Saved entries
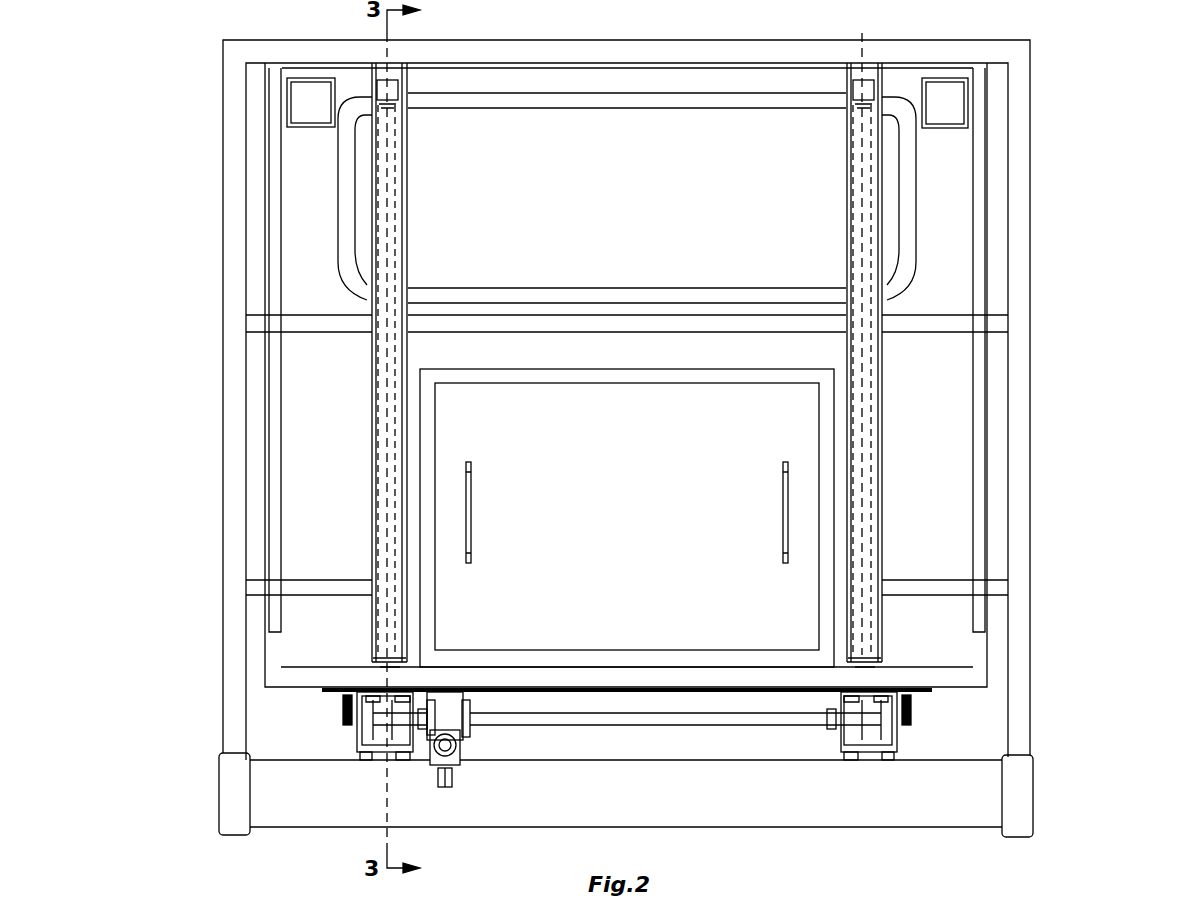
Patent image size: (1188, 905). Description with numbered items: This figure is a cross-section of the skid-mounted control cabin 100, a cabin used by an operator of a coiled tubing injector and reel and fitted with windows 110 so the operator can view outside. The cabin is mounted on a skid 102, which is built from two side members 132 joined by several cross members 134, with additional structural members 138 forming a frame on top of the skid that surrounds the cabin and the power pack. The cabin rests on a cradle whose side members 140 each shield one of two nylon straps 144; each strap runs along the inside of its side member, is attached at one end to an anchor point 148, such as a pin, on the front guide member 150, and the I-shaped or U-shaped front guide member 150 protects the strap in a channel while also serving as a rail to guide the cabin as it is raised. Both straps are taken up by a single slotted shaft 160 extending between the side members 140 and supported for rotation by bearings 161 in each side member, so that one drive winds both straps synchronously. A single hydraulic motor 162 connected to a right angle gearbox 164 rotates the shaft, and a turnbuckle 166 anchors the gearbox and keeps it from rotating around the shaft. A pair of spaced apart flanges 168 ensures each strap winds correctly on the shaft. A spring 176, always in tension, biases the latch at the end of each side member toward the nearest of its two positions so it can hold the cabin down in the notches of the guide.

The control cabin 100 is at (965, 212).
The skid 102 is at (1072, 762).
The windows 110 is at (617, 128).
The side members 132 is at (222, 808).
The cross members 134 is at (770, 827).
The structural members 138 is at (223, 243).
The side members 140 is at (357, 740).
The straps 144 is at (370, 398).
The anchor point 148 is at (398, 87).
The front guide member 150 is at (368, 463).
The shaft 160 is at (614, 724).
The bearings 161 is at (402, 690).
The hydraulic motor 162 is at (460, 752).
The right angle gearbox 164 is at (466, 740).
The turnbuckle 166 is at (455, 782).
The flanges 168 is at (366, 698).
The spring 176 is at (343, 708).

* **Exercise instructions**
Reproduce the lines above word for word, covering every entry, and leave the pictures out of your answer.

* **Solved problem**
Patent image size: (1188, 905). Description with numbered items: This figure is a cross-section of the skid-mounted control cabin 100, a cabin used by an operator of a coiled tubing injector and reel and fitted with windows 110 so the operator can view outside. The cabin is mounted on a skid 102, which is built from two side members 132 joined by several cross members 134, with additional structural members 138 forming a frame on top of the skid that surrounds the cabin and the power pack. The cabin rests on a cradle whose side members 140 each shield one of two nylon straps 144; each strap runs along the inside of its side member, is attached at one end to an anchor point 148, such as a pin, on the front guide member 150, and the I-shaped or U-shaped front guide member 150 protects the strap in a channel while also serving as a rail to guide the cabin as it is raised. Both straps are taken up by a single slotted shaft 160 extending between the side members 140 and supported for rotation by bearings 161 in each side member, so that one drive winds both straps synchronously. A single hydraulic motor 162 connected to a right angle gearbox 164 rotates the shaft, and a turnbuckle 166 anchors the gearbox and keeps it from rotating around the shaft. A pair of spaced apart flanges 168 ensures each strap winds correctly on the shaft. A spring 176, always in tension, biases the latch at the end of each side member toward the nearest of its two positions so it can hold the cabin down in the notches of the guide.

The control cabin 100 is at (965, 212).
The skid 102 is at (1072, 762).
The windows 110 is at (617, 128).
The side members 132 is at (222, 808).
The cross members 134 is at (770, 827).
The structural members 138 is at (223, 243).
The side members 140 is at (357, 740).
The straps 144 is at (370, 398).
The anchor point 148 is at (398, 87).
The front guide member 150 is at (368, 463).
The shaft 160 is at (614, 724).
The bearings 161 is at (402, 690).
The hydraulic motor 162 is at (460, 752).
The right angle gearbox 164 is at (466, 740).
The turnbuckle 166 is at (455, 782).
The flanges 168 is at (366, 698).
The spring 176 is at (343, 708).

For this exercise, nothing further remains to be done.